Remarkably, it’s achieved this growth without dramatically increasing the amount of content it publishes. Every day, it publishes a handful of long-form articles, interspersed with video content, photoshop contests, and a weekly podcast.
A major reason for this success, and perhaps its greatest gift to online publishing is its writers’ room.
More than a forum
The writers’ room is an online forum, where prospective writers go to pitch their stories to the Cracked team. Rather than just accepting a story as is, the team (comprising O’Brien and several other editors) works with the prospective writer to ensure that it meets the site’s tough editorial standards.
“Nothing gets on the homepage without heavy editing,” former Cracked general manager Oren Katzeff told the Wall Street Journal in a 2011 interview, adding that writers “pitch the site’s on-staff editorial team, who give out assignments and feedback to writers after an idea is greenlit”.
Sure a “Shelley Garland” might potentially slip through such a system, but it’s a lot less likely.
Importantly, the published writers don’t just get a fleeting shot at internet glory. They’re also paid and given the chance to become regular writers.
At some points in its history, over 90% of the stories on the top spot of Cracked’s homepage have come from the virtual writer’s room. It’s unlikely that would happen if Cracked didn’t put in the effort with its guest writers.
Making it work
At this point, there are probably queues of people lining up to tell me why such a system wouldn’t work in South Africa.
The country’s media houses, they’ll say, are underfunded, their employees chronically overworked. While that’s true, I’d argue that they’re just further evidence that the current system isn’t working.
Sure a ‘Shelley Garland’ might potentially slip through such a system, but it’s a lot less likely
Certainly, a lack of funding and resources contribute the country’s journalists and editors being overworked, but so does their approach to publishing.
Far too many media houses try to publish everything. And when that happens, quality suffers.

______

• TASKS
**1.** Answer these questions about the excerpt about Cracked's writers' room, one answer per line, each marked with its letter:
(a) Where do prospective writers go to pitch their stories to the Cracked team?
(b) Which publication interviewed former Cracked general manager Oren Katzeff in 2011?
(c) At some points in Cracked's history, what share of the stories in the top spot of its homepage came from the virtual writers' room?
**2.** Write the next part of the excerpt about Cracked's writers' room, starting right after its last sentence.
The material after this point has no connection to the excerpt about Cracked's writers' room.

Records
______

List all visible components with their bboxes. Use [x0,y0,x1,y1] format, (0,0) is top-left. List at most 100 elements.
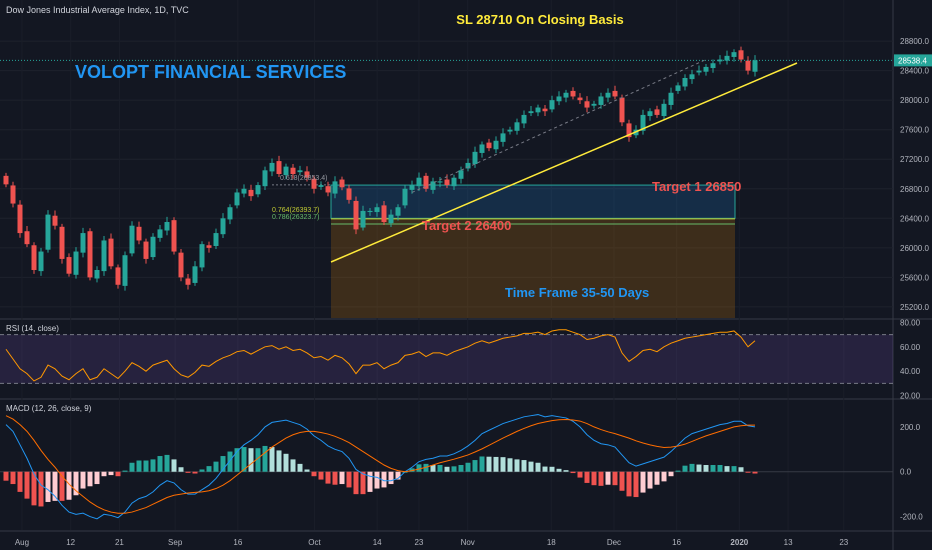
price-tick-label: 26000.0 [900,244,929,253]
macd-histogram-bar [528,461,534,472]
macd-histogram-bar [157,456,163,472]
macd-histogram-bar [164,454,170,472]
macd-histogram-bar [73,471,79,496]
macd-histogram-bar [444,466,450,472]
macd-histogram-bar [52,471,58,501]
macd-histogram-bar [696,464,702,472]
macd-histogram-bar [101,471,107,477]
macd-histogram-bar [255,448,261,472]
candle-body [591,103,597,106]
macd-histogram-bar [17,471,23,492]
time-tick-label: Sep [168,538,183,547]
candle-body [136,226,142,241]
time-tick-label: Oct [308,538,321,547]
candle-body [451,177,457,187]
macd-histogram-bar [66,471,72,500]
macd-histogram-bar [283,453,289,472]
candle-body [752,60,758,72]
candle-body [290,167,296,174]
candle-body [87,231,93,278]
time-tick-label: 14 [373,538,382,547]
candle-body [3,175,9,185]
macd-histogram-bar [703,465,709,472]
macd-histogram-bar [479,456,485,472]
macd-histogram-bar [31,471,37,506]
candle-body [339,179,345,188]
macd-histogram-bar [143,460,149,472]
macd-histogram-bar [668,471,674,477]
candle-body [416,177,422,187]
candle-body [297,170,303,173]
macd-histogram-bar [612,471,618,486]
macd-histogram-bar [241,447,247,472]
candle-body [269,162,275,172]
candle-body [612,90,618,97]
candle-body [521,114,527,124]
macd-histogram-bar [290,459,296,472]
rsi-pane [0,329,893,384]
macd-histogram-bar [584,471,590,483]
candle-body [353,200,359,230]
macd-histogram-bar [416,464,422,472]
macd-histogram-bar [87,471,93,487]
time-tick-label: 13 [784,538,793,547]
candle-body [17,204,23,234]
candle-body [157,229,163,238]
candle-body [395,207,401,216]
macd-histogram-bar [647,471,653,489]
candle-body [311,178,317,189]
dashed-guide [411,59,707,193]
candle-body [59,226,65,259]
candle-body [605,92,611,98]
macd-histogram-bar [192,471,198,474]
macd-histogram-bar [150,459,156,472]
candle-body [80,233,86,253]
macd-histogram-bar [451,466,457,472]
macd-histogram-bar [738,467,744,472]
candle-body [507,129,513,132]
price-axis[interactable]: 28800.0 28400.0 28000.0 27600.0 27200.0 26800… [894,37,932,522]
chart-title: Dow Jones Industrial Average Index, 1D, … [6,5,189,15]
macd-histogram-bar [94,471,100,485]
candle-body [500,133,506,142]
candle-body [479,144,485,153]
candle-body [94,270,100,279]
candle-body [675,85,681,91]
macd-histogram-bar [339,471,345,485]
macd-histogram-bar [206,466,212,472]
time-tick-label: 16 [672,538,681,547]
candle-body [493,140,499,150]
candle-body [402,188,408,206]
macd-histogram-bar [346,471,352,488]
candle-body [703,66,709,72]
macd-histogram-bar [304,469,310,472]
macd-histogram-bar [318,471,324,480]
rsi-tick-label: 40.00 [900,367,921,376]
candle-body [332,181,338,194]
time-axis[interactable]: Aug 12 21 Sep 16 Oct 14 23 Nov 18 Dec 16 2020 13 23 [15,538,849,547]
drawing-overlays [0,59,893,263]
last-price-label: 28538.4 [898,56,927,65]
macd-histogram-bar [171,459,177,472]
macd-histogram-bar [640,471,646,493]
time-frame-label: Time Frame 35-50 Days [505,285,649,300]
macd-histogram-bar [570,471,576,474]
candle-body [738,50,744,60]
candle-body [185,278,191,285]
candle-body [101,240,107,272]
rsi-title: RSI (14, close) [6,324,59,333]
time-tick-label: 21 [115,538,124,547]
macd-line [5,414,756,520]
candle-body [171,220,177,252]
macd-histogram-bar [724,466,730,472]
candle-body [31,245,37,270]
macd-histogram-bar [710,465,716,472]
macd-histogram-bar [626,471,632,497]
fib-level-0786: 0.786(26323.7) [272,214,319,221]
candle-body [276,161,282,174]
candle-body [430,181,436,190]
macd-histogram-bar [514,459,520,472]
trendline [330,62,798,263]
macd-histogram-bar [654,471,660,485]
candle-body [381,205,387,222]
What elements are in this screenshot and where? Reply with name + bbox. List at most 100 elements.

______

• RESULTS OF THE EXERCISE
**1.**
(a) They go to the writers' room, an online forum.
(b) The Wall Street Journal interviewed him.
(c) Over 90% of those stories came from the virtual writers' room.

**2.**
Journalists can’t concentrate on the kind of in-depth stories that build a publication’s following and reputation. Editors meanwhile feel pressured to accept everything that comes their way.
I’m not saying this as an outside observer either. I’ve been there.
When I was at Memeburn, there were periods when I felt exactly that kind of pressure. Things only started to change when, as a team, we realised that it was okay to miss a Samsung chip story if it meant being able to chronicle the rise and fall of Mxit.
I’d also argue that spending time with prospective contributors works to everyone’s benefit.
It’s something, in other words, worth investing in.
Space for innovation
When you use a model liked Cracked’s, which concentrates on quality, you also create a lot more room for innovation than exists in the content farms that dominate the web.
You could, for instance, help your best writers create and build Patreon profiles, giving them an alternative revenue stream to whatever slice of ad revenue you can afford to throw their way.
And surely, surely, that is more likely to transform the local media landscape than publishing whatever lands in your inbox?
Reputation, reputation, reputation
We can’t promise that the Cracked model will help you avoid every controversy (the media owes it to the public to push boundaries), but it does go a long way when it comes to building trust.
And, when you’ve got that trust, when you’ve built that reputation, you’re going to receive a lot more goodwill when something does go wrong.